* Records from a collection of figures:
___

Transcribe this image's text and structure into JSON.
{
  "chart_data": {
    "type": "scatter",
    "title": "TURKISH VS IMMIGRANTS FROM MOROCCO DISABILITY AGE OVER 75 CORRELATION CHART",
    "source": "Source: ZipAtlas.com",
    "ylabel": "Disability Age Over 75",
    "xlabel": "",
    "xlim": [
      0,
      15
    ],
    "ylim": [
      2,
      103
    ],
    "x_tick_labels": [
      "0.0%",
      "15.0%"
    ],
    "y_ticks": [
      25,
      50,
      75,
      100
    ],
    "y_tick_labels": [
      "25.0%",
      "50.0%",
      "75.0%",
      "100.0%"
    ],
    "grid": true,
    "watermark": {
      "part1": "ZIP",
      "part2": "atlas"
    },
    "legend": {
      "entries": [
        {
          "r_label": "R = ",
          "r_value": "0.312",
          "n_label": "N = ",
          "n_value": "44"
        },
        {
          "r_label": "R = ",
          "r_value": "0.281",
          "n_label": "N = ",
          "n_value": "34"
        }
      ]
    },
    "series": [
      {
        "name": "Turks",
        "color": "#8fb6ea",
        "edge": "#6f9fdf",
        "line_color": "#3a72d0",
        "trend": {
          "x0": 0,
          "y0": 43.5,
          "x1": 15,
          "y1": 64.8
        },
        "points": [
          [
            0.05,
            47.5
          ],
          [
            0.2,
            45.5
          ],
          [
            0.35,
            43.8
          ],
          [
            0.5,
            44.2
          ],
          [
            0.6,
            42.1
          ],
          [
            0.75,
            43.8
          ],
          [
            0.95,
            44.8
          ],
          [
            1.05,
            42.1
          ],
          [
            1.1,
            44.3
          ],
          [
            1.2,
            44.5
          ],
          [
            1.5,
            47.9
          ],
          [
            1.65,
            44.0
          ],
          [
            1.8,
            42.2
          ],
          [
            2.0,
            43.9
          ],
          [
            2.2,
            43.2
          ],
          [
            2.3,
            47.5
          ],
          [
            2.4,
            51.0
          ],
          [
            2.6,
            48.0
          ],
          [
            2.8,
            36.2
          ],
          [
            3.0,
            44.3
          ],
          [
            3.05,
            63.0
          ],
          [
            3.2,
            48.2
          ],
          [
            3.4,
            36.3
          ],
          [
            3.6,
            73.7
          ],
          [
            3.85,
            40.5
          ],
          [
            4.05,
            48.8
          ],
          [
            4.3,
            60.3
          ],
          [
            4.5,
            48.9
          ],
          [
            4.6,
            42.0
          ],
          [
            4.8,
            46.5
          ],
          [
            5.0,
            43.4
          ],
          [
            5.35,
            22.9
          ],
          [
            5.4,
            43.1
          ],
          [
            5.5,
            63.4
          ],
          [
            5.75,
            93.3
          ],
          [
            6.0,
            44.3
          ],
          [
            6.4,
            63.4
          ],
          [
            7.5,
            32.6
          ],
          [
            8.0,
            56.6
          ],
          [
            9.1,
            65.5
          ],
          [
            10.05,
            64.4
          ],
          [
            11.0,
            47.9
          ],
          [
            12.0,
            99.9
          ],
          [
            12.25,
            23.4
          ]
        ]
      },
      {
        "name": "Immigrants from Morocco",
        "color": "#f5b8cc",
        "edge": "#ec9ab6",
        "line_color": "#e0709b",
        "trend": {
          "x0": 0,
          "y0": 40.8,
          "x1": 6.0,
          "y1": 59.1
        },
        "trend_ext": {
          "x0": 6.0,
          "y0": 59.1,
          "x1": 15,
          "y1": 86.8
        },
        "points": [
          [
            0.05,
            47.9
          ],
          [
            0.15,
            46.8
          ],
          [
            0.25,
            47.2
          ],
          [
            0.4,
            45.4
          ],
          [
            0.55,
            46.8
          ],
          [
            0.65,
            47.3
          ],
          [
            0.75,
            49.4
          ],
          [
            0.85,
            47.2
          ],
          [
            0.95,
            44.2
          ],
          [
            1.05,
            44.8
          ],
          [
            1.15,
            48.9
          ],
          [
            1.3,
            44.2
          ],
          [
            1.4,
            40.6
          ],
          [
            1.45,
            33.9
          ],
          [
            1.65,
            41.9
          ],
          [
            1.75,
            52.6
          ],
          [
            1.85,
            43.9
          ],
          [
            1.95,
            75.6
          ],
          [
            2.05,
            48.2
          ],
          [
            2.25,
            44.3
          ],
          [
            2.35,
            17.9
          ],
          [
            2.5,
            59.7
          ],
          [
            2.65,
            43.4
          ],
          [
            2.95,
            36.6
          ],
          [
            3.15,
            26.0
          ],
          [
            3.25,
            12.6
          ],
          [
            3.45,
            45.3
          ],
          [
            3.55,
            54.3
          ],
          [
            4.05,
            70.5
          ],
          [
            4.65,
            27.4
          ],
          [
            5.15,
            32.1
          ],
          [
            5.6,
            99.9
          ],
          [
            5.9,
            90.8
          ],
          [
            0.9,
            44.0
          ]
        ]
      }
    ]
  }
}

___

* TASK DESCRIPTION:
Every record should be repeated exactly; please leave none out.

* COMPLETE OUTPUT:
Transcribe this image's text and structure into JSON.
{
  "chart_data": {
    "type": "scatter",
    "title": "TURKISH VS IMMIGRANTS FROM MOROCCO DISABILITY AGE OVER 75 CORRELATION CHART",
    "source": "Source: ZipAtlas.com",
    "ylabel": "Disability Age Over 75",
    "xlabel": "",
    "xlim": [
      0,
      15
    ],
    "ylim": [
      2,
      103
    ],
    "x_tick_labels": [
      "0.0%",
      "15.0%"
    ],
    "y_ticks": [
      25,
      50,
      75,
      100
    ],
    "y_tick_labels": [
      "25.0%",
      "50.0%",
      "75.0%",
      "100.0%"
    ],
    "grid": true,
    "watermark": {
      "part1": "ZIP",
      "part2": "atlas"
    },
    "legend": {
      "entries": [
        {
          "r_label": "R = ",
          "r_value": "0.312",
          "n_label": "N = ",
          "n_value": "44"
        },
        {
          "r_label": "R = ",
          "r_value": "0.281",
          "n_label": "N = ",
          "n_value": "34"
        }
      ]
    },
    "series": [
      {
        "name": "Turks",
        "color": "#8fb6ea",
        "edge": "#6f9fdf",
        "line_color": "#3a72d0",
        "trend": {
          "x0": 0,
          "y0": 43.5,
          "x1": 15,
          "y1": 64.8
        },
        "points": [
          [
            0.05,
            47.5
          ],
          [
            0.2,
            45.5
          ],
          [
            0.35,
            43.8
          ],
          [
            0.5,
            44.2
          ],
          [
            0.6,
            42.1
          ],
          [
            0.75,
            43.8
          ],
          [
            0.95,
            44.8
          ],
          [
            1.05,
            42.1
          ],
          [
            1.1,
            44.3
          ],
          [
            1.2,
            44.5
          ],
          [
            1.5,
            47.9
          ],
          [
            1.65,
            44.0
          ],
          [
            1.8,
            42.2
          ],
          [
            2.0,
            43.9
          ],
          [
            2.2,
            43.2
          ],
          [
            2.3,
            47.5
          ],
          [
            2.4,
            51.0
          ],
          [
            2.6,
            48.0
          ],
          [
            2.8,
            36.2
          ],
          [
            3.0,
            44.3
          ],
          [
            3.05,
            63.0
          ],
          [
            3.2,
            48.2
          ],
          [
            3.4,
            36.3
          ],
          [
            3.6,
            73.7
          ],
          [
            3.85,
            40.5
          ],
          [
            4.05,
            48.8
          ],
          [
            4.3,
            60.3
          ],
          [
            4.5,
            48.9
          ],
          [
            4.6,
            42.0
          ],
          [
            4.8,
            46.5
          ],
          [
            5.0,
            43.4
          ],
          [
            5.35,
            22.9
          ],
          [
            5.4,
            43.1
          ],
          [
            5.5,
            63.4
          ],
          [
            5.75,
            93.3
          ],
          [
            6.0,
            44.3
          ],
          [
            6.4,
            63.4
          ],
          [
            7.5,
            32.6
          ],
          [
            8.0,
            56.6
          ],
          [
            9.1,
            65.5
          ],
          [
            10.05,
            64.4
          ],
          [
            11.0,
            47.9
          ],
          [
            12.0,
            99.9
          ],
          [
            12.25,
            23.4
          ]
        ]
      },
      {
        "name": "Immigrants from Morocco",
        "color": "#f5b8cc",
        "edge": "#ec9ab6",
        "line_color": "#e0709b",
        "trend": {
          "x0": 0,
          "y0": 40.8,
          "x1": 6.0,
          "y1": 59.1
        },
        "trend_ext": {
          "x0": 6.0,
          "y0": 59.1,
          "x1": 15,
          "y1": 86.8
        },
        "points": [
          [
            0.05,
            47.9
          ],
          [
            0.15,
            46.8
          ],
          [
            0.25,
            47.2
          ],
          [
            0.4,
            45.4
          ],
          [
            0.55,
            46.8
          ],
          [
            0.65,
            47.3
          ],
          [
            0.75,
            49.4
          ],
          [
            0.85,
            47.2
          ],
          [
            0.95,
            44.2
          ],
          [
            1.05,
            44.8
          ],
          [
            1.15,
            48.9
          ],
          [
            1.3,
            44.2
          ],
          [
            1.4,
            40.6
          ],
          [
            1.45,
            33.9
          ],
          [
            1.65,
            41.9
          ],
          [
            1.75,
            52.6
          ],
          [
            1.85,
            43.9
          ],
          [
            1.95,
            75.6
          ],
          [
            2.05,
            48.2
          ],
          [
            2.25,
            44.3
          ],
          [
            2.35,
            17.9
          ],
          [
            2.5,
            59.7
          ],
          [
            2.65,
            43.4
          ],
          [
            2.95,
            36.6
          ],
          [
            3.15,
            26.0
          ],
          [
            3.25,
            12.6
          ],
          [
            3.45,
            45.3
          ],
          [
            3.55,
            54.3
          ],
          [
            4.05,
            70.5
          ],
          [
            4.65,
            27.4
          ],
          [
            5.15,
            32.1
          ],
          [
            5.6,
            99.9
          ],
          [
            5.9,
            90.8
          ],
          [
            0.9,
            44.0
          ]
        ]
      }
    ]
  }
}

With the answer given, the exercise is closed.